Given request: Give back the entire listing verbatim.

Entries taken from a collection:
○ ○ ○ ○
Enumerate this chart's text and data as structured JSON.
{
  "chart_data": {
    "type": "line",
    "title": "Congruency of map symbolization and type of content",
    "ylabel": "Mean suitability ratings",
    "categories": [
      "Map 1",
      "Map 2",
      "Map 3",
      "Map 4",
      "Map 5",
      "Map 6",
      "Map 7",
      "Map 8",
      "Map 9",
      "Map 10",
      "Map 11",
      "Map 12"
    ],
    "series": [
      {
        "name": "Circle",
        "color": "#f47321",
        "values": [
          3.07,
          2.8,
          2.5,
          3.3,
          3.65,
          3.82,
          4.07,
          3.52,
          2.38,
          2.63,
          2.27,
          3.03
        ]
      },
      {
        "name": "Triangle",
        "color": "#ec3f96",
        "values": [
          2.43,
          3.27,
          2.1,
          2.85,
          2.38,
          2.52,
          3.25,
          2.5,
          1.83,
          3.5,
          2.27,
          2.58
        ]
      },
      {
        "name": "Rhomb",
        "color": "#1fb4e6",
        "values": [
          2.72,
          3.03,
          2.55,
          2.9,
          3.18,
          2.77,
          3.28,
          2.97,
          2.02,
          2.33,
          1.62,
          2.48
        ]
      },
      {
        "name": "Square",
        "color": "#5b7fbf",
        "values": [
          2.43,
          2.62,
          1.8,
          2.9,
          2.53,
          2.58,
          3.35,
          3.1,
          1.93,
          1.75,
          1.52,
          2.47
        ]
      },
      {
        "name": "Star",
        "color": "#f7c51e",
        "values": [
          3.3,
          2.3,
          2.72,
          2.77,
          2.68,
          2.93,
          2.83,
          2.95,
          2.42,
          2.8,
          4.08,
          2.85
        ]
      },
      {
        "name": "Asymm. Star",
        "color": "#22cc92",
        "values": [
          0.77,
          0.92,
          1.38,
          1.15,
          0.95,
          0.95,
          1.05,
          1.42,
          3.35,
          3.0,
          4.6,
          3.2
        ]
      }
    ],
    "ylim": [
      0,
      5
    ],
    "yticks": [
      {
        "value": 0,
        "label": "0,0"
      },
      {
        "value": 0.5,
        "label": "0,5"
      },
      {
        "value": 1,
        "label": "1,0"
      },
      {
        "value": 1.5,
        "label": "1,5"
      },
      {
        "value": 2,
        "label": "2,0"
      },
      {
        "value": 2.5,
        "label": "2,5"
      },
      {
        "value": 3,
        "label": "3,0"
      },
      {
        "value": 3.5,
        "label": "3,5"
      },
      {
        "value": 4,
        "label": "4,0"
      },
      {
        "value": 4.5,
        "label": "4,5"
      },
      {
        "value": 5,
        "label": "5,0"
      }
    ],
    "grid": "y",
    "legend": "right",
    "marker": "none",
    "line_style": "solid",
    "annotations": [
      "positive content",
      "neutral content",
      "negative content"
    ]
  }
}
○ ○ ○ ○
Worked solution:
Enumerate this chart's text and data as structured JSON.
{
  "chart_data": {
    "type": "line",
    "title": "Congruency of map symbolization and type of content",
    "ylabel": "Mean suitability ratings",
    "categories": [
      "Map 1",
      "Map 2",
      "Map 3",
      "Map 4",
      "Map 5",
      "Map 6",
      "Map 7",
      "Map 8",
      "Map 9",
      "Map 10",
      "Map 11",
      "Map 12"
    ],
    "series": [
      {
        "name": "Circle",
        "color": "#f47321",
        "values": [
          3.07,
          2.8,
          2.5,
          3.3,
          3.65,
          3.82,
          4.07,
          3.52,
          2.38,
          2.63,
          2.27,
          3.03
        ]
      },
      {
        "name": "Triangle",
        "color": "#ec3f96",
        "values": [
          2.43,
          3.27,
          2.1,
          2.85,
          2.38,
          2.52,
          3.25,
          2.5,
          1.83,
          3.5,
          2.27,
          2.58
        ]
      },
      {
        "name": "Rhomb",
        "color": "#1fb4e6",
        "values": [
          2.72,
          3.03,
          2.55,
          2.9,
          3.18,
          2.77,
          3.28,
          2.97,
          2.02,
          2.33,
          1.62,
          2.48
        ]
      },
      {
        "name": "Square",
        "color": "#5b7fbf",
        "values": [
          2.43,
          2.62,
          1.8,
          2.9,
          2.53,
          2.58,
          3.35,
          3.1,
          1.93,
          1.75,
          1.52,
          2.47
        ]
      },
      {
        "name": "Star",
        "color": "#f7c51e",
        "values": [
          3.3,
          2.3,
          2.72,
          2.77,
          2.68,
          2.93,
          2.83,
          2.95,
          2.42,
          2.8,
          4.08,
          2.85
        ]
      },
      {
        "name": "Asymm. Star",
        "color": "#22cc92",
        "values": [
          0.77,
          0.92,
          1.38,
          1.15,
          0.95,
          0.95,
          1.05,
          1.42,
          3.35,
          3.0,
          4.6,
          3.2
        ]
      }
    ],
    "ylim": [
      0,
      5
    ],
    "yticks": [
      {
        "value": 0,
        "label": "0,0"
      },
      {
        "value": 0.5,
        "label": "0,5"
      },
      {
        "value": 1,
        "label": "1,0"
      },
      {
        "value": 1.5,
        "label": "1,5"
      },
      {
        "value": 2,
        "label": "2,0"
      },
      {
        "value": 2.5,
        "label": "2,5"
      },
      {
        "value": 3,
        "label": "3,0"
      },
      {
        "value": 3.5,
        "label": "3,5"
      },
      {
        "value": 4,
        "label": "4,0"
      },
      {
        "value": 4.5,
        "label": "4,5"
      },
      {
        "value": 5,
        "label": "5,0"
      }
    ],
    "grid": "y",
    "legend": "right",
    "marker": "none",
    "line_style": "solid",
    "annotations": [
      "positive content",
      "neutral content",
      "negative content"
    ]
  }
}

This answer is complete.